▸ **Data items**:
#####

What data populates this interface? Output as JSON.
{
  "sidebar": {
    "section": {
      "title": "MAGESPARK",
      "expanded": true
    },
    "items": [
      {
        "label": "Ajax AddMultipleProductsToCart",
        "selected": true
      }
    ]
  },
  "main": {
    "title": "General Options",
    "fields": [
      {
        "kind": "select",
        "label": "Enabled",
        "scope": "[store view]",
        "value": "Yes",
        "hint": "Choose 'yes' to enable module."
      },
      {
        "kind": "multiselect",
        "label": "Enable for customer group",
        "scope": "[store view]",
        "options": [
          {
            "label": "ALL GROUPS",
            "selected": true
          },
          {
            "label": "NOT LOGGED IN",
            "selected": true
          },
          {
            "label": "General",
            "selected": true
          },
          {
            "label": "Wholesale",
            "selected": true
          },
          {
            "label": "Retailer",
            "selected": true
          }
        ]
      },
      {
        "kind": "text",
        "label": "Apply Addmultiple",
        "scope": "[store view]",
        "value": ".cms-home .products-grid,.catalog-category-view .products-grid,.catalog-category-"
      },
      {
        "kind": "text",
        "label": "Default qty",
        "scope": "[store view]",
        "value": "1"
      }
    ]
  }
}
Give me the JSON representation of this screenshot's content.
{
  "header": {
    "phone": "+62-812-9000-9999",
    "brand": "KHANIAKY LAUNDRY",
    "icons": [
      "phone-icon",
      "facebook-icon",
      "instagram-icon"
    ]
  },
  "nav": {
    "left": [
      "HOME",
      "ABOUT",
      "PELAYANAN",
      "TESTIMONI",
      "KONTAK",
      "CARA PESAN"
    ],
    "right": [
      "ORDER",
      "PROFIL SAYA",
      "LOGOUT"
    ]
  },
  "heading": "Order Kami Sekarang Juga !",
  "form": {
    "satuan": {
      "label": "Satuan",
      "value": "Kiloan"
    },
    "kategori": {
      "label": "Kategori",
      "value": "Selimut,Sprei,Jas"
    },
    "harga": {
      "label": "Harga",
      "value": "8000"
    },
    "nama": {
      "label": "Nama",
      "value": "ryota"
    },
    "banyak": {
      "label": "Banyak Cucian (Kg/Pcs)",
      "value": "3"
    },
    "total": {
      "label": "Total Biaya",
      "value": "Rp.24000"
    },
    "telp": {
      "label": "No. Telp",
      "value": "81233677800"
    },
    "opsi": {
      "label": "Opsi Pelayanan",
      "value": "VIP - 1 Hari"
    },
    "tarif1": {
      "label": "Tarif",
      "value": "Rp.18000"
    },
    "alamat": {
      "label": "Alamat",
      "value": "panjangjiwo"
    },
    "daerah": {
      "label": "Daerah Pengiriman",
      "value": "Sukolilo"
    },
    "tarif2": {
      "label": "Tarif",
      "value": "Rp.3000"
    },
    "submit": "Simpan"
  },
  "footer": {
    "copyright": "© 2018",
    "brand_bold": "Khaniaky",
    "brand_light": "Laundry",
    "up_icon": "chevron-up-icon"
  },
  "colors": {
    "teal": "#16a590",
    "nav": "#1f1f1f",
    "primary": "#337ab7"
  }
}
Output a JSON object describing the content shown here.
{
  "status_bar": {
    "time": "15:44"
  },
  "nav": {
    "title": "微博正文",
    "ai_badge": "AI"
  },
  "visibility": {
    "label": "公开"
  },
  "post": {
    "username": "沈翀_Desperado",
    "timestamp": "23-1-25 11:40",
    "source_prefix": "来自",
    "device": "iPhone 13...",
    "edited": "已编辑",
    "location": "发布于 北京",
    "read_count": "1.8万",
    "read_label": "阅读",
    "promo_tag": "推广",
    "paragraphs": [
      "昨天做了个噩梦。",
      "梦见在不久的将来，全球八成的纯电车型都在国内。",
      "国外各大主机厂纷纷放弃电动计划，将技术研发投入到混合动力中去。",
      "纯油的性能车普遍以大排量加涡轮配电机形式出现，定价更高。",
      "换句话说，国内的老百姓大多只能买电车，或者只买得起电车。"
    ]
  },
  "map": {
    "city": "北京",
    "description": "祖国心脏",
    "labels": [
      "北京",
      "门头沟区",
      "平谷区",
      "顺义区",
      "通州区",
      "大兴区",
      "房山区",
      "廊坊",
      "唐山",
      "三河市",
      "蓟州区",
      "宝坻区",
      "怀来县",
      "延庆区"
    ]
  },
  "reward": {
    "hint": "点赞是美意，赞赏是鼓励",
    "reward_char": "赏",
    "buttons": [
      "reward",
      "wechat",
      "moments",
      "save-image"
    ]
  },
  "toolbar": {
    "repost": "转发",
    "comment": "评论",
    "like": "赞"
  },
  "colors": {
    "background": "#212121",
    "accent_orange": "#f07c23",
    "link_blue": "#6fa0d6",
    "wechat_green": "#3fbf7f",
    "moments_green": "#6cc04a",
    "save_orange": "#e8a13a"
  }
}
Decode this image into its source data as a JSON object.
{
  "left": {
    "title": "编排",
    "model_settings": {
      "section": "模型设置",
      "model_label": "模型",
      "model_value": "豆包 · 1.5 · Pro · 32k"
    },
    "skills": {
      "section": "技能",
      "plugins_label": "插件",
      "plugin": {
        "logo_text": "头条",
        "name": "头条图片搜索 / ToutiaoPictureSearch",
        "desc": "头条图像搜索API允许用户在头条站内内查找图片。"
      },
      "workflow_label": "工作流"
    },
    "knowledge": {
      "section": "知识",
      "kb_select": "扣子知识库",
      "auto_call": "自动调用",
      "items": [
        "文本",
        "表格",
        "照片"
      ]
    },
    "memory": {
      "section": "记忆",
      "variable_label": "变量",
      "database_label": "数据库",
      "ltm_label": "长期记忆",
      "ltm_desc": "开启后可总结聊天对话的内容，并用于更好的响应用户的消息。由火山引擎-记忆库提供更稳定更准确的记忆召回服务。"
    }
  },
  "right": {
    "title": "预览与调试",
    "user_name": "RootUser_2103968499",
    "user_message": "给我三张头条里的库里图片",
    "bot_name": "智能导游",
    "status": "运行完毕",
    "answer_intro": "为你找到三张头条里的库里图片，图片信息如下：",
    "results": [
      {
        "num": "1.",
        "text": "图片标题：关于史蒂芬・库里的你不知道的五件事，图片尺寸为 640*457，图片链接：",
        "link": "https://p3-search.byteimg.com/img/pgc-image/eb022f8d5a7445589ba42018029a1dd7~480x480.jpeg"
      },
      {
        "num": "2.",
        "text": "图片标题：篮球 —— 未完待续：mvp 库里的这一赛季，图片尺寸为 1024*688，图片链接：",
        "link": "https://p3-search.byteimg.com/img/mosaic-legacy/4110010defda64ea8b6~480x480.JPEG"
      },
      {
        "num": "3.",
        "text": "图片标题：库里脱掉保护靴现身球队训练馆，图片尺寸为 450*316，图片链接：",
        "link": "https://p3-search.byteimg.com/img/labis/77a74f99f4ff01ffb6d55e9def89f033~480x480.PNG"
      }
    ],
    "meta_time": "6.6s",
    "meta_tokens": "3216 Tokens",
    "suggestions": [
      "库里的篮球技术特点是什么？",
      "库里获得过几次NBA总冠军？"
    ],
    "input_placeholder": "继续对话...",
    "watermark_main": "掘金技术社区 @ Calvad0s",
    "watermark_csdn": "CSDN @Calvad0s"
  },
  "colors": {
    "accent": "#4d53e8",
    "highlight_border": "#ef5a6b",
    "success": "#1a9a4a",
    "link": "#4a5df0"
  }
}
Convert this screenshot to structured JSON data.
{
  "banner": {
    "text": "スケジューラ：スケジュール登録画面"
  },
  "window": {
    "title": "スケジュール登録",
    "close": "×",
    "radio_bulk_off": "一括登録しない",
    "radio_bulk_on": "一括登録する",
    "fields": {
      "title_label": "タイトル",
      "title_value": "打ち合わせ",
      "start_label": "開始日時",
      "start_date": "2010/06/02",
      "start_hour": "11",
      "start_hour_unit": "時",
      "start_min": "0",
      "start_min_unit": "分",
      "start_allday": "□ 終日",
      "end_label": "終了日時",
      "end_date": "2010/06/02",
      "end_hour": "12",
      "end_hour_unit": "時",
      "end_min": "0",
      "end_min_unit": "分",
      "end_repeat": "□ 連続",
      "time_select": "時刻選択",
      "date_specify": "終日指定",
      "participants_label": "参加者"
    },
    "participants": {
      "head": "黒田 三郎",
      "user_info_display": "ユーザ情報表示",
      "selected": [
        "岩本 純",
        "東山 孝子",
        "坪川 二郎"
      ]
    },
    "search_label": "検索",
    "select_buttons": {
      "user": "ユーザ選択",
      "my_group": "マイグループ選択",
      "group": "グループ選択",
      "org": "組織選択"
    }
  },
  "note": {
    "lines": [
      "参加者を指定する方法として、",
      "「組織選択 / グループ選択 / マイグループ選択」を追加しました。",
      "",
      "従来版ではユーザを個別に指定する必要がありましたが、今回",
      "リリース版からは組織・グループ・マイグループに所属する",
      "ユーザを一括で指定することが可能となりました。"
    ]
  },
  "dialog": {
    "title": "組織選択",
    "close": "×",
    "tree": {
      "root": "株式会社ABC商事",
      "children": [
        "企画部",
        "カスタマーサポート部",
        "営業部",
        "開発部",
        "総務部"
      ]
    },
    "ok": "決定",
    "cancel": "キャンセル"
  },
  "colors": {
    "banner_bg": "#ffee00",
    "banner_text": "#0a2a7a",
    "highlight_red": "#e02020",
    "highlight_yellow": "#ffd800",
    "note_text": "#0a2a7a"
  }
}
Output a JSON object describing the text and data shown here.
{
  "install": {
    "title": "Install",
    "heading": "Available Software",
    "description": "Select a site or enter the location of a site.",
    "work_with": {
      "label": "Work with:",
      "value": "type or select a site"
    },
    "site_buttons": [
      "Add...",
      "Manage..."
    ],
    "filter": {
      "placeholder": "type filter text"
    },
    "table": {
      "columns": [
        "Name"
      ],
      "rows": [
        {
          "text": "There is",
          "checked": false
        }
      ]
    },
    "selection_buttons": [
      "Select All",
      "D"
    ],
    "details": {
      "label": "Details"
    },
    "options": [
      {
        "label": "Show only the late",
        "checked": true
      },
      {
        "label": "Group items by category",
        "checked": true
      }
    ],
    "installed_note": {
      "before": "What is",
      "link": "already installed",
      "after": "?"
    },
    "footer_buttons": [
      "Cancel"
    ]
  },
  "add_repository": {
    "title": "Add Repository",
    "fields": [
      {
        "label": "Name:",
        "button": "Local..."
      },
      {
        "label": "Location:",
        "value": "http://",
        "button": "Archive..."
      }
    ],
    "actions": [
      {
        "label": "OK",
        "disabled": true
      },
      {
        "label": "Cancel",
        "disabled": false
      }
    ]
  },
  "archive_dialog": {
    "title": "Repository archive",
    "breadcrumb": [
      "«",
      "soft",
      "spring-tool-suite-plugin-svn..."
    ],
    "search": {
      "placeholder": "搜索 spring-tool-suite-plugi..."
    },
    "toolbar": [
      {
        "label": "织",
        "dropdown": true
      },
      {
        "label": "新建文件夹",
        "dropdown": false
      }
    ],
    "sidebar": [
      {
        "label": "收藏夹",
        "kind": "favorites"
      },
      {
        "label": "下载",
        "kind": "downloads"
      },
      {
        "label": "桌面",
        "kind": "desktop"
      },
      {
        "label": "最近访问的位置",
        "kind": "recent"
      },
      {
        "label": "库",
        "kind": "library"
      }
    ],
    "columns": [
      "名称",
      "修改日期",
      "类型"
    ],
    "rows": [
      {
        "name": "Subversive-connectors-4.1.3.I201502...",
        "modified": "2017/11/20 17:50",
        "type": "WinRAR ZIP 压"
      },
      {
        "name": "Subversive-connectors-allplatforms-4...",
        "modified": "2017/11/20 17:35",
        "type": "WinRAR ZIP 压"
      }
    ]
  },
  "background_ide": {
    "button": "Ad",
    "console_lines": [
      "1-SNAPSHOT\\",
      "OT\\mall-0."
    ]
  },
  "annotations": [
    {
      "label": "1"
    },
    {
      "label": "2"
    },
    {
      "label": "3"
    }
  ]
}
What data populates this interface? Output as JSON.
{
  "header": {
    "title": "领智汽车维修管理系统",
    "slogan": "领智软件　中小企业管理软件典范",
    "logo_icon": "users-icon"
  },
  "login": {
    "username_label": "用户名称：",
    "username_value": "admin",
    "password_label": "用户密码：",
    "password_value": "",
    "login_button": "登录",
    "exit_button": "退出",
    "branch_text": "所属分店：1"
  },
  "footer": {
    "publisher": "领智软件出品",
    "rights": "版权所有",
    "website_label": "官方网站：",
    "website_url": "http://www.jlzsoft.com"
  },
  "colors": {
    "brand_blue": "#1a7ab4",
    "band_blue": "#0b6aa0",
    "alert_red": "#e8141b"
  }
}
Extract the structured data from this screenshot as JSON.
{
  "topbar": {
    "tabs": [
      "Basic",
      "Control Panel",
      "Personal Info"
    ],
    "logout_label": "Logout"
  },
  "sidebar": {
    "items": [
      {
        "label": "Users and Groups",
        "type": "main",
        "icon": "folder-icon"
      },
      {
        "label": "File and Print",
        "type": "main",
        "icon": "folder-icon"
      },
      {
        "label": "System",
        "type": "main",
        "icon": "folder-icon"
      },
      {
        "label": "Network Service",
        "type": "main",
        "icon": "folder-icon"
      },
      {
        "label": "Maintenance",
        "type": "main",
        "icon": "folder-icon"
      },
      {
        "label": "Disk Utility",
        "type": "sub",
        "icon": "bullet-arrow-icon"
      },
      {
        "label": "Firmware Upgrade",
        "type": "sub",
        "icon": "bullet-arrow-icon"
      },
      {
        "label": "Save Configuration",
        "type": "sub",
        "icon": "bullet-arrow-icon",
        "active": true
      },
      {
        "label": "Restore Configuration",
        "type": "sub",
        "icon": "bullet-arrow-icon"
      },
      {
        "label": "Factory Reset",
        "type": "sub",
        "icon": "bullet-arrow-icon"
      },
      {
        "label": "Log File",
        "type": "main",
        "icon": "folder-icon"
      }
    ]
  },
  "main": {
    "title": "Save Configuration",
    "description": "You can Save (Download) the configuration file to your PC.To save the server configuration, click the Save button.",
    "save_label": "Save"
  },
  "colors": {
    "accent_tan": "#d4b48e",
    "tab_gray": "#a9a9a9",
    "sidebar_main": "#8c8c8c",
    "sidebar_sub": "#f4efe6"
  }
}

#####

▸ **Directive**:
In the records above, locate the lines holding the word "structured". Copy each of them.

▸ **Task answer**:
Convert this screenshot to structured JSON data.
Extract the structured data from this screenshot as JSON.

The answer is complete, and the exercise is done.